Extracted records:
= = =

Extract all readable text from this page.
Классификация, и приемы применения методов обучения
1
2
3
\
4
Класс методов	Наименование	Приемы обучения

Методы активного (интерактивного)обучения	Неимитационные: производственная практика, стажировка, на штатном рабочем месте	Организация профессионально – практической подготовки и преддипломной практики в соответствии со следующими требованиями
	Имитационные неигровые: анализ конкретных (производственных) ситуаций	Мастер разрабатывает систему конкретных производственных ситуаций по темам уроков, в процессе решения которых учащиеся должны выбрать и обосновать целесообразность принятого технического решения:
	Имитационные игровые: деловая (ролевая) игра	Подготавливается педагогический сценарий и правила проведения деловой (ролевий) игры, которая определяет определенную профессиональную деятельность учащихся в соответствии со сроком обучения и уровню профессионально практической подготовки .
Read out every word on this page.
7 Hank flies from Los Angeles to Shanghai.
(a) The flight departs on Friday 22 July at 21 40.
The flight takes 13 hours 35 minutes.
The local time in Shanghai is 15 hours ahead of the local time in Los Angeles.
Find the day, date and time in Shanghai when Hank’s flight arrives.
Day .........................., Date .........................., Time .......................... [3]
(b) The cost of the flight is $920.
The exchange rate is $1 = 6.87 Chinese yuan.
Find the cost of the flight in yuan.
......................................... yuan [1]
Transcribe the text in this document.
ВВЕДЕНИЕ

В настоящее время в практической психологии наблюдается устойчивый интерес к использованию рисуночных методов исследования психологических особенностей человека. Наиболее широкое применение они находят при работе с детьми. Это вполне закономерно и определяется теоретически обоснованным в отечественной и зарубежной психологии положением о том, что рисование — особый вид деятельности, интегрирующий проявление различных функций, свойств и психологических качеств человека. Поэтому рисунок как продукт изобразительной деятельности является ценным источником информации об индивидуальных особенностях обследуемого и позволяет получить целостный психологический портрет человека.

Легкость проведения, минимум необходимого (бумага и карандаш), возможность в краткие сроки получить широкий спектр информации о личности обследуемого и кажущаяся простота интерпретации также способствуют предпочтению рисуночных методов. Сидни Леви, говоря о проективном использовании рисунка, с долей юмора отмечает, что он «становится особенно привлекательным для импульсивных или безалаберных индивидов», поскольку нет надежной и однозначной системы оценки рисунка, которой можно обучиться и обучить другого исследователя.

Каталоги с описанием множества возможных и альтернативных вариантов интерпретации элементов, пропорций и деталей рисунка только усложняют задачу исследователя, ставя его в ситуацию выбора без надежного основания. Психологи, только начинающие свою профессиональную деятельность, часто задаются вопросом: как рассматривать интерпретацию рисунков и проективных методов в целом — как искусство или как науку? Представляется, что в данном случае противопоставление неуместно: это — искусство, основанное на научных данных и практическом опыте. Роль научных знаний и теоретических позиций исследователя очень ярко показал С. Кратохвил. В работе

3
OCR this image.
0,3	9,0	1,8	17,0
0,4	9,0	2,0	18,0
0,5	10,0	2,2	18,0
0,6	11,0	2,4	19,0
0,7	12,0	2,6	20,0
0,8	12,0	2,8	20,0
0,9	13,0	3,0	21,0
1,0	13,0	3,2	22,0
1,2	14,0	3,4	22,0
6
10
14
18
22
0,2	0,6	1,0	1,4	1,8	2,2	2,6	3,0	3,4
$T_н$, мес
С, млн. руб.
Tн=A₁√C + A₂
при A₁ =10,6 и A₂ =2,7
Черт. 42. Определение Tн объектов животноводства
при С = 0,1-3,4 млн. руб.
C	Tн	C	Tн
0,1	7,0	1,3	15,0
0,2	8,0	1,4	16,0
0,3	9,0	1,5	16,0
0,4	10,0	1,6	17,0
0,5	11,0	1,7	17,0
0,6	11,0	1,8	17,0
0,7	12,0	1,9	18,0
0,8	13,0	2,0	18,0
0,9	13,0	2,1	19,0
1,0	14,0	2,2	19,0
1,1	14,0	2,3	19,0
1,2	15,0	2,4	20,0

= = =

■ TASK TO CARRY OUT
Keep only those lines of the records that hold "обследуемого", and return them.

■ FINAL RESULT
В настоящее время в практической психологии наблюдается устойчивый интерес к использованию рисуночных методов исследования психологических особенностей человека. Наиболее широкое применение они находят при работе с детьми. Это вполне закономерно и определяется теоретически обоснованным в отечественной и зарубежной психологии положением о том, что рисование — особый вид деятельности, интегрирующий проявление различных функций, свойств и психологических качеств человека. Поэтому рисунок как продукт изобразительной деятельности является ценным источником информации об индивидуальных особенностях обследуемого и позволяет получить целостный психологический портрет человека.
Легкость проведения, минимум необходимого (бумага и карандаш), возможность в краткие сроки получить широкий спектр информации о личности обследуемого и кажущаяся простота интерпретации также способствуют предпочтению рисуночных методов. Сидни Леви, говоря о проективном использовании рисунка, с долей юмора отмечает, что он «становится особенно привлекательным для импульсивных или безалаберных индивидов», поскольку нет надежной и однозначной системы оценки рисунка, которой можно обучиться и обучить другого исследователя.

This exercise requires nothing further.